• WHAT IS ASKED:
Please write out the material that follows, exactly as it stands.

━━━ RECORDS SHOWN

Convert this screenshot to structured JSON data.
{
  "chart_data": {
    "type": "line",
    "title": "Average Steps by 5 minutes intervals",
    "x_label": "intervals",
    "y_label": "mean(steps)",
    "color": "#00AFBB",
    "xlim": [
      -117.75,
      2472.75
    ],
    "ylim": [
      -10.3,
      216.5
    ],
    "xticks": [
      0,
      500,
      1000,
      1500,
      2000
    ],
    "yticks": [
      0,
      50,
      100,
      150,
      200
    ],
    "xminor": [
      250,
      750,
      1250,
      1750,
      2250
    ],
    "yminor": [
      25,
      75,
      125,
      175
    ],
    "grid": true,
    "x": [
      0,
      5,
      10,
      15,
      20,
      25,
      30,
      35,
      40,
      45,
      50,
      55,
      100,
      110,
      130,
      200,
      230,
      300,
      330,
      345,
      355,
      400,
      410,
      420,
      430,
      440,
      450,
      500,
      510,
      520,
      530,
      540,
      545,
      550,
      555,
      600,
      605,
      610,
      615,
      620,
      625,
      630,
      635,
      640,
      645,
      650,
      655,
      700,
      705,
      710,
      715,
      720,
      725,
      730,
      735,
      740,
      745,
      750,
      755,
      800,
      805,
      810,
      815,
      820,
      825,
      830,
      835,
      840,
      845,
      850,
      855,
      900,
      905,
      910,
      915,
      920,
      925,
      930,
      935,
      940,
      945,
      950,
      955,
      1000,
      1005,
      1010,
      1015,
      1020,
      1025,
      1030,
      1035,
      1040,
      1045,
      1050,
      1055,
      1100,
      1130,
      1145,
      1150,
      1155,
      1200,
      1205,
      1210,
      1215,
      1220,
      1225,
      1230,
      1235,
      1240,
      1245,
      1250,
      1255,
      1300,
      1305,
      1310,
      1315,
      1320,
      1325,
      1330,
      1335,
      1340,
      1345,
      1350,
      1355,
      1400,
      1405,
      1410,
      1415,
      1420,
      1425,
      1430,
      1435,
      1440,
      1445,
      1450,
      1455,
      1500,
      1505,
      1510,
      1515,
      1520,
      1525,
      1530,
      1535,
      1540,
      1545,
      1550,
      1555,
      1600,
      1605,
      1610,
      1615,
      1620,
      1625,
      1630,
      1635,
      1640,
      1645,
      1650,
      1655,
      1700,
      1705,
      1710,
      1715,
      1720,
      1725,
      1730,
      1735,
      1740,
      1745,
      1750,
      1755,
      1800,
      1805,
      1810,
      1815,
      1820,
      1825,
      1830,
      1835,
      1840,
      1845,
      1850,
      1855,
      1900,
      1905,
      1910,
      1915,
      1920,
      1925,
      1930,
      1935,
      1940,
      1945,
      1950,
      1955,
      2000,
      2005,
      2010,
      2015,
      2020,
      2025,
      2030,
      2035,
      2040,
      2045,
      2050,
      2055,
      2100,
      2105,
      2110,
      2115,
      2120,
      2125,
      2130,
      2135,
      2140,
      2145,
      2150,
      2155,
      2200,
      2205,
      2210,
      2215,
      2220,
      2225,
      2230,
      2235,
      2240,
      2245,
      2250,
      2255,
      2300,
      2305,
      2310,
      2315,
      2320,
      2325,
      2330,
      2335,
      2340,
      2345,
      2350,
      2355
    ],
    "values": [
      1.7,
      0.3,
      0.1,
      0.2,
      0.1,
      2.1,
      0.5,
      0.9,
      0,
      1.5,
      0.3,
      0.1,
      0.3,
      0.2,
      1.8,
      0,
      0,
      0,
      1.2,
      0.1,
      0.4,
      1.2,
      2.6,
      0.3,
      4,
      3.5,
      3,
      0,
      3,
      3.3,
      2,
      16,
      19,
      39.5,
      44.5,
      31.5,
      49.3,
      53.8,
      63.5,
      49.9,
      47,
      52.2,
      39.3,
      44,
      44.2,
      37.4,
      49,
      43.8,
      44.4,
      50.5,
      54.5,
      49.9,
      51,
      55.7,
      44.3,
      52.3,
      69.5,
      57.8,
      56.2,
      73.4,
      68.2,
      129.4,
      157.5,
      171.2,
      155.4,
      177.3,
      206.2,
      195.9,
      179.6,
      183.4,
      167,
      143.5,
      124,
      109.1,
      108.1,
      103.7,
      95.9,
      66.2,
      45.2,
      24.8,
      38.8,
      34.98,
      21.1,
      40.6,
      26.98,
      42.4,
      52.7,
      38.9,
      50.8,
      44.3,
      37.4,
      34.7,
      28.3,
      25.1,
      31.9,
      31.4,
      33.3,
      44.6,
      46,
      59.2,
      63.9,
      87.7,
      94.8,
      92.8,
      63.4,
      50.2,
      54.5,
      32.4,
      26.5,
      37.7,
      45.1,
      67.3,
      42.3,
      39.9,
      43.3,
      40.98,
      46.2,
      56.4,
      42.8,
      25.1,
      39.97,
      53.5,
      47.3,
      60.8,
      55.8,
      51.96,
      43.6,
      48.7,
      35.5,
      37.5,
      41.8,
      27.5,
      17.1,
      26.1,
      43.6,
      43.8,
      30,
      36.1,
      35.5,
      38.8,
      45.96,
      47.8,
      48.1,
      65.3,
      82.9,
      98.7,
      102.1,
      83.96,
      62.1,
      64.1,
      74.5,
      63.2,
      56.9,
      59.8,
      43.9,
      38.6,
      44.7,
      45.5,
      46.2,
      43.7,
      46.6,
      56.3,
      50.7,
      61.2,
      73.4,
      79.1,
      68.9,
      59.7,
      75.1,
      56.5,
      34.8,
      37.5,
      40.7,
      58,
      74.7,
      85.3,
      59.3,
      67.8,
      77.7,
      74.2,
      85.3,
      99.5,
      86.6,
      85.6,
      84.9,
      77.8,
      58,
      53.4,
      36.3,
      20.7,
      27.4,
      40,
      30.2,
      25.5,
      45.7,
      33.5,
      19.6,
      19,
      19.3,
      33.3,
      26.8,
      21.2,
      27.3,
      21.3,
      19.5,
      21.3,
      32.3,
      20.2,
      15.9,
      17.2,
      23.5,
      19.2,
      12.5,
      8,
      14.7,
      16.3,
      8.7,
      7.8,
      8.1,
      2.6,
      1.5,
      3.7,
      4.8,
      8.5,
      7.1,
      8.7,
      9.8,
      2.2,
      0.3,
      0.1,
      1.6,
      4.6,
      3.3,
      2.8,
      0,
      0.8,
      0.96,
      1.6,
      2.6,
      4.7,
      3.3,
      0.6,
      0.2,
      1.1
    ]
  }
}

━━━━━━

• WRITTEN RESPONSE:
Convert this screenshot to structured JSON data.
{
  "chart_data": {
    "type": "line",
    "title": "Average Steps by 5 minutes intervals",
    "x_label": "intervals",
    "y_label": "mean(steps)",
    "color": "#00AFBB",
    "xlim": [
      -117.75,
      2472.75
    ],
    "ylim": [
      -10.3,
      216.5
    ],
    "xticks": [
      0,
      500,
      1000,
      1500,
      2000
    ],
    "yticks": [
      0,
      50,
      100,
      150,
      200
    ],
    "xminor": [
      250,
      750,
      1250,
      1750,
      2250
    ],
    "yminor": [
      25,
      75,
      125,
      175
    ],
    "grid": true,
    "x": [
      0,
      5,
      10,
      15,
      20,
      25,
      30,
      35,
      40,
      45,
      50,
      55,
      100,
      110,
      130,
      200,
      230,
      300,
      330,
      345,
      355,
      400,
      410,
      420,
      430,
      440,
      450,
      500,
      510,
      520,
      530,
      540,
      545,
      550,
      555,
      600,
      605,
      610,
      615,
      620,
      625,
      630,
      635,
      640,
      645,
      650,
      655,
      700,
      705,
      710,
      715,
      720,
      725,
      730,
      735,
      740,
      745,
      750,
      755,
      800,
      805,
      810,
      815,
      820,
      825,
      830,
      835,
      840,
      845,
      850,
      855,
      900,
      905,
      910,
      915,
      920,
      925,
      930,
      935,
      940,
      945,
      950,
      955,
      1000,
      1005,
      1010,
      1015,
      1020,
      1025,
      1030,
      1035,
      1040,
      1045,
      1050,
      1055,
      1100,
      1130,
      1145,
      1150,
      1155,
      1200,
      1205,
      1210,
      1215,
      1220,
      1225,
      1230,
      1235,
      1240,
      1245,
      1250,
      1255,
      1300,
      1305,
      1310,
      1315,
      1320,
      1325,
      1330,
      1335,
      1340,
      1345,
      1350,
      1355,
      1400,
      1405,
      1410,
      1415,
      1420,
      1425,
      1430,
      1435,
      1440,
      1445,
      1450,
      1455,
      1500,
      1505,
      1510,
      1515,
      1520,
      1525,
      1530,
      1535,
      1540,
      1545,
      1550,
      1555,
      1600,
      1605,
      1610,
      1615,
      1620,
      1625,
      1630,
      1635,
      1640,
      1645,
      1650,
      1655,
      1700,
      1705,
      1710,
      1715,
      1720,
      1725,
      1730,
      1735,
      1740,
      1745,
      1750,
      1755,
      1800,
      1805,
      1810,
      1815,
      1820,
      1825,
      1830,
      1835,
      1840,
      1845,
      1850,
      1855,
      1900,
      1905,
      1910,
      1915,
      1920,
      1925,
      1930,
      1935,
      1940,
      1945,
      1950,
      1955,
      2000,
      2005,
      2010,
      2015,
      2020,
      2025,
      2030,
      2035,
      2040,
      2045,
      2050,
      2055,
      2100,
      2105,
      2110,
      2115,
      2120,
      2125,
      2130,
      2135,
      2140,
      2145,
      2150,
      2155,
      2200,
      2205,
      2210,
      2215,
      2220,
      2225,
      2230,
      2235,
      2240,
      2245,
      2250,
      2255,
      2300,
      2305,
      2310,
      2315,
      2320,
      2325,
      2330,
      2335,
      2340,
      2345,
      2350,
      2355
    ],
    "values": [
      1.7,
      0.3,
      0.1,
      0.2,
      0.1,
      2.1,
      0.5,
      0.9,
      0,
      1.5,
      0.3,
      0.1,
      0.3,
      0.2,
      1.8,
      0,
      0,
      0,
      1.2,
      0.1,
      0.4,
      1.2,
      2.6,
      0.3,
      4,
      3.5,
      3,
      0,
      3,
      3.3,
      2,
      16,
      19,
      39.5,
      44.5,
      31.5,
      49.3,
      53.8,
      63.5,
      49.9,
      47,
      52.2,
      39.3,
      44,
      44.2,
      37.4,
      49,
      43.8,
      44.4,
      50.5,
      54.5,
      49.9,
      51,
      55.7,
      44.3,
      52.3,
      69.5,
      57.8,
      56.2,
      73.4,
      68.2,
      129.4,
      157.5,
      171.2,
      155.4,
      177.3,
      206.2,
      195.9,
      179.6,
      183.4,
      167,
      143.5,
      124,
      109.1,
      108.1,
      103.7,
      95.9,
      66.2,
      45.2,
      24.8,
      38.8,
      34.98,
      21.1,
      40.6,
      26.98,
      42.4,
      52.7,
      38.9,
      50.8,
      44.3,
      37.4,
      34.7,
      28.3,
      25.1,
      31.9,
      31.4,
      33.3,
      44.6,
      46,
      59.2,
      63.9,
      87.7,
      94.8,
      92.8,
      63.4,
      50.2,
      54.5,
      32.4,
      26.5,
      37.7,
      45.1,
      67.3,
      42.3,
      39.9,
      43.3,
      40.98,
      46.2,
      56.4,
      42.8,
      25.1,
      39.97,
      53.5,
      47.3,
      60.8,
      55.8,
      51.96,
      43.6,
      48.7,
      35.5,
      37.5,
      41.8,
      27.5,
      17.1,
      26.1,
      43.6,
      43.8,
      30,
      36.1,
      35.5,
      38.8,
      45.96,
      47.8,
      48.1,
      65.3,
      82.9,
      98.7,
      102.1,
      83.96,
      62.1,
      64.1,
      74.5,
      63.2,
      56.9,
      59.8,
      43.9,
      38.6,
      44.7,
      45.5,
      46.2,
      43.7,
      46.6,
      56.3,
      50.7,
      61.2,
      73.4,
      79.1,
      68.9,
      59.7,
      75.1,
      56.5,
      34.8,
      37.5,
      40.7,
      58,
      74.7,
      85.3,
      59.3,
      67.8,
      77.7,
      74.2,
      85.3,
      99.5,
      86.6,
      85.6,
      84.9,
      77.8,
      58,
      53.4,
      36.3,
      20.7,
      27.4,
      40,
      30.2,
      25.5,
      45.7,
      33.5,
      19.6,
      19,
      19.3,
      33.3,
      26.8,
      21.2,
      27.3,
      21.3,
      19.5,
      21.3,
      32.3,
      20.2,
      15.9,
      17.2,
      23.5,
      19.2,
      12.5,
      8,
      14.7,
      16.3,
      8.7,
      7.8,
      8.1,
      2.6,
      1.5,
      3.7,
      4.8,
      8.5,
      7.1,
      8.7,
      9.8,
      2.2,
      0.3,
      0.1,
      1.6,
      4.6,
      3.3,
      2.8,
      0,
      0.8,
      0.96,
      1.6,
      2.6,
      4.7,
      3.3,
      0.6,
      0.2,
      1.1
    ]
  }
}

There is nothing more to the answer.